Work to do - Search the material for the word "Outlook" and copy each line that holds it.

Provided information -
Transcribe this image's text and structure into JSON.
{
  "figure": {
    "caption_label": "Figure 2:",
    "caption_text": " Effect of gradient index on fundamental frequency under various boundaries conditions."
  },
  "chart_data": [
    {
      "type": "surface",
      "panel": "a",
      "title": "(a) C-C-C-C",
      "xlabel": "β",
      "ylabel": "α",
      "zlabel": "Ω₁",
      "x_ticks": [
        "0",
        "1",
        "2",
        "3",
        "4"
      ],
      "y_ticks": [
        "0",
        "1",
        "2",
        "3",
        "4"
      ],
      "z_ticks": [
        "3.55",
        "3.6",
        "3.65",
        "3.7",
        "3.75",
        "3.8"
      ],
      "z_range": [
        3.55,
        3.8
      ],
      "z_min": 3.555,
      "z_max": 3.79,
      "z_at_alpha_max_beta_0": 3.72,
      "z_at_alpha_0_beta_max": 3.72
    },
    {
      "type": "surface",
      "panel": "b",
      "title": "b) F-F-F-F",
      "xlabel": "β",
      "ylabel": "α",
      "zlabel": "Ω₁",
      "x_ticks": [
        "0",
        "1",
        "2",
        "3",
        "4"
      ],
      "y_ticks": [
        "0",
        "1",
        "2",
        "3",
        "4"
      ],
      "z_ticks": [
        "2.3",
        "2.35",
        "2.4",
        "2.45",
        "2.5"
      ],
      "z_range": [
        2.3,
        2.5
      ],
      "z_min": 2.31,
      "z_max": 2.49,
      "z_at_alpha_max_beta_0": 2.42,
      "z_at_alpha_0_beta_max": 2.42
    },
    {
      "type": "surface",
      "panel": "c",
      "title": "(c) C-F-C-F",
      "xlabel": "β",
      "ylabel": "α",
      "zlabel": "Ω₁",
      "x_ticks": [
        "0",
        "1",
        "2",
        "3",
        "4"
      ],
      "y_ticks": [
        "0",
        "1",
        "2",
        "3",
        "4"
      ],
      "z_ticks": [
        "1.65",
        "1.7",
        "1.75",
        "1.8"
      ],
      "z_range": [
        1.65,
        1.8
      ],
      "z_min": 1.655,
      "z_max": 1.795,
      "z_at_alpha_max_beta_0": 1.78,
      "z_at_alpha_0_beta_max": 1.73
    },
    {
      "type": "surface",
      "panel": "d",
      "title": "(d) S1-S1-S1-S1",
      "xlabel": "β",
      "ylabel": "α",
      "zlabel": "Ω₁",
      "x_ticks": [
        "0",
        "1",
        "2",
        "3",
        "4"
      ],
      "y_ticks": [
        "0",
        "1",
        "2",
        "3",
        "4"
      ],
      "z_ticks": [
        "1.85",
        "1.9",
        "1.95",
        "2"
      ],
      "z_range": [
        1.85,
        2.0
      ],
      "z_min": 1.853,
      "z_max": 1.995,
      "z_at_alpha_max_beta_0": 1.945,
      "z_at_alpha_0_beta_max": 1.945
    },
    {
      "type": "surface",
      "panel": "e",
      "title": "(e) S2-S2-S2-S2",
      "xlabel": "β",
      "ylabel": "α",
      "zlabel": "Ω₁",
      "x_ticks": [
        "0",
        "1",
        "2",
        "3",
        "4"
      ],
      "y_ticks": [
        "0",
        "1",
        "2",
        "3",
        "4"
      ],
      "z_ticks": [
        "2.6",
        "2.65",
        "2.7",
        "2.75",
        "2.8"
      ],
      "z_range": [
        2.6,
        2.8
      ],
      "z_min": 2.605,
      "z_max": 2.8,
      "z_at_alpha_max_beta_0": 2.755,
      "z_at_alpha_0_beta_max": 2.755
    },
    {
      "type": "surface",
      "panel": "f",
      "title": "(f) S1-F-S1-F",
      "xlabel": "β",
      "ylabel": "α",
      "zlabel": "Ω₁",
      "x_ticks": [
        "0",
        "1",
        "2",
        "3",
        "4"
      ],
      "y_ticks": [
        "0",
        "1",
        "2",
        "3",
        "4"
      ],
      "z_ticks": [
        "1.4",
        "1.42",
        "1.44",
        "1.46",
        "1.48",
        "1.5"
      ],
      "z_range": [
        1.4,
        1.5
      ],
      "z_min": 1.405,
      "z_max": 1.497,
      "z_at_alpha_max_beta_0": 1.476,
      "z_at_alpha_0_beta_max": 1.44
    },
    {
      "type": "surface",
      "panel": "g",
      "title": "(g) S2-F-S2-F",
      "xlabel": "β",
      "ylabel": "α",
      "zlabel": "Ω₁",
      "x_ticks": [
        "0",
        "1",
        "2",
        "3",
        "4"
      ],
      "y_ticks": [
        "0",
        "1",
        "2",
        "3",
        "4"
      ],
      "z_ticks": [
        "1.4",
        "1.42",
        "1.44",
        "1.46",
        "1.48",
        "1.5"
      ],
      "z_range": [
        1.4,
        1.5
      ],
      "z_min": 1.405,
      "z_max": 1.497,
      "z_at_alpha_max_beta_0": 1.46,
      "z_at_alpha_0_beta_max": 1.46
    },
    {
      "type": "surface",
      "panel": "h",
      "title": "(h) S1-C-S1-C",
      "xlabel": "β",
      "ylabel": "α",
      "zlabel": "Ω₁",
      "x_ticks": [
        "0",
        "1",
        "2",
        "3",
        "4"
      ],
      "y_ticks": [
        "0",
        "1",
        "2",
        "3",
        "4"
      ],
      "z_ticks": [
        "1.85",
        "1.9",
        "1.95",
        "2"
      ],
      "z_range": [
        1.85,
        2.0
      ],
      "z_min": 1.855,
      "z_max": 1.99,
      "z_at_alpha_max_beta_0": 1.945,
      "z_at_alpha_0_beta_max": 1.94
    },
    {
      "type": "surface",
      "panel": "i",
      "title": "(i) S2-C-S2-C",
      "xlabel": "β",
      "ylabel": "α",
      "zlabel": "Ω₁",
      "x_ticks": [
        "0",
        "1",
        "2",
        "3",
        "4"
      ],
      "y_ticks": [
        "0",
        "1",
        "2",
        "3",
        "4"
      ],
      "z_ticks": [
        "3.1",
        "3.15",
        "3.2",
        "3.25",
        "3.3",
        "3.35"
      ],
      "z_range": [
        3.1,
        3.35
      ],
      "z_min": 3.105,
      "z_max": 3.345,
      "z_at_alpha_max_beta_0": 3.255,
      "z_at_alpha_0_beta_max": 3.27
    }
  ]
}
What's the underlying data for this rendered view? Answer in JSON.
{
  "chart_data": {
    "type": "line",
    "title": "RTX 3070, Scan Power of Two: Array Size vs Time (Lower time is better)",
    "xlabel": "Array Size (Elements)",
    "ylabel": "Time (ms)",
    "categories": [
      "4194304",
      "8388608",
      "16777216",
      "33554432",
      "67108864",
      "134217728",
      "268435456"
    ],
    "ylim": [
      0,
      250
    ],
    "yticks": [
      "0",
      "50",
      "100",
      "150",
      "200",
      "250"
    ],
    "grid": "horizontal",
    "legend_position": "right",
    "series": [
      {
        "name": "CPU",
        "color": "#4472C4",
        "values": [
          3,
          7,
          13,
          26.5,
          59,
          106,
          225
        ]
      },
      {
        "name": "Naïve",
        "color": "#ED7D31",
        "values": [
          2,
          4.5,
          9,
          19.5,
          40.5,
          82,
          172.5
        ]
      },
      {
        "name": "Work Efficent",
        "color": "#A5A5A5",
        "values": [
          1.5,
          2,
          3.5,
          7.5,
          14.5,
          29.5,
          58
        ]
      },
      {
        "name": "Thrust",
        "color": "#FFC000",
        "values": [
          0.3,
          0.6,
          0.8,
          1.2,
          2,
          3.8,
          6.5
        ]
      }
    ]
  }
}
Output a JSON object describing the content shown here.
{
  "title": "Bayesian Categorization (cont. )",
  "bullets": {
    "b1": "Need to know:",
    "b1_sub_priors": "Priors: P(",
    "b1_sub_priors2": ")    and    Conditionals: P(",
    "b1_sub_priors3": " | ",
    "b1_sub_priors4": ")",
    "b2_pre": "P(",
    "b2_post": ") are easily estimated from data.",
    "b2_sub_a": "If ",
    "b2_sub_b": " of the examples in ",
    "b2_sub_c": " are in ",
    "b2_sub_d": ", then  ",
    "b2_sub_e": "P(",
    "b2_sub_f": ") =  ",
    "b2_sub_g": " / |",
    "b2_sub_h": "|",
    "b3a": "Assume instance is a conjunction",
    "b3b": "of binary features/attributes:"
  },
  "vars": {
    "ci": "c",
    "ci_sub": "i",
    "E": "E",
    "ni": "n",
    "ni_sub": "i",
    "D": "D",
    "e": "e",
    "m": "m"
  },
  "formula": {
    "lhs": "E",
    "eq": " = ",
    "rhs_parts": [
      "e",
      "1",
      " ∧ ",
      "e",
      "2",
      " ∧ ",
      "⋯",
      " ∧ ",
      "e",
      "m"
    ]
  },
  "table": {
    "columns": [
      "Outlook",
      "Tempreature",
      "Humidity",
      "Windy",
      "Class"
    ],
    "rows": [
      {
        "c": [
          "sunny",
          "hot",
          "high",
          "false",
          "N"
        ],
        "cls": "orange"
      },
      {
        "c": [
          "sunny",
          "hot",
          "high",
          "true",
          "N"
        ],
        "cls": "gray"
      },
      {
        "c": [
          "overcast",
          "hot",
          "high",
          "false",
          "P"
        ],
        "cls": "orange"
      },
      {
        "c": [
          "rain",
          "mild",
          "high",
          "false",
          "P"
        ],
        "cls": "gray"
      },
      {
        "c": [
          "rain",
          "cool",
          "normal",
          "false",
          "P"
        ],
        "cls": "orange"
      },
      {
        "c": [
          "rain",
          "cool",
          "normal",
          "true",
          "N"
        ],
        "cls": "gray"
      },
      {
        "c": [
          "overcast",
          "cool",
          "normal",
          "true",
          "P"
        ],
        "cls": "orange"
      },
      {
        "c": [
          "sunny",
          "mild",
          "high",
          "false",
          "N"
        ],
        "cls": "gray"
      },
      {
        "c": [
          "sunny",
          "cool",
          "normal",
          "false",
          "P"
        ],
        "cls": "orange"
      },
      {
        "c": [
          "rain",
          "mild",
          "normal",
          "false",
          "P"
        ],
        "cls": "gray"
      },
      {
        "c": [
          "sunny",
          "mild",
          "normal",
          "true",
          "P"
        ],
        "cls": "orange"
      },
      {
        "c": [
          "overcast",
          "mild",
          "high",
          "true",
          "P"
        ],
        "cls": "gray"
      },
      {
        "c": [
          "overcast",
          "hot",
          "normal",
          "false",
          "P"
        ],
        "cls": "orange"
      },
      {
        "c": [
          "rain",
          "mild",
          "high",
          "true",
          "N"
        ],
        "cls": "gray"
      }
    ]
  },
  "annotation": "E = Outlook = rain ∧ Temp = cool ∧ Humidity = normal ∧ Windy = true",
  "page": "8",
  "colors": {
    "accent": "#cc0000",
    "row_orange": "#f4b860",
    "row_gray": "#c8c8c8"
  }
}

Answer in full -
      "Outlook",
  "annotation": "E = Outlook = rain ∧ Temp = cool ∧ Humidity = normal ∧ Windy = true",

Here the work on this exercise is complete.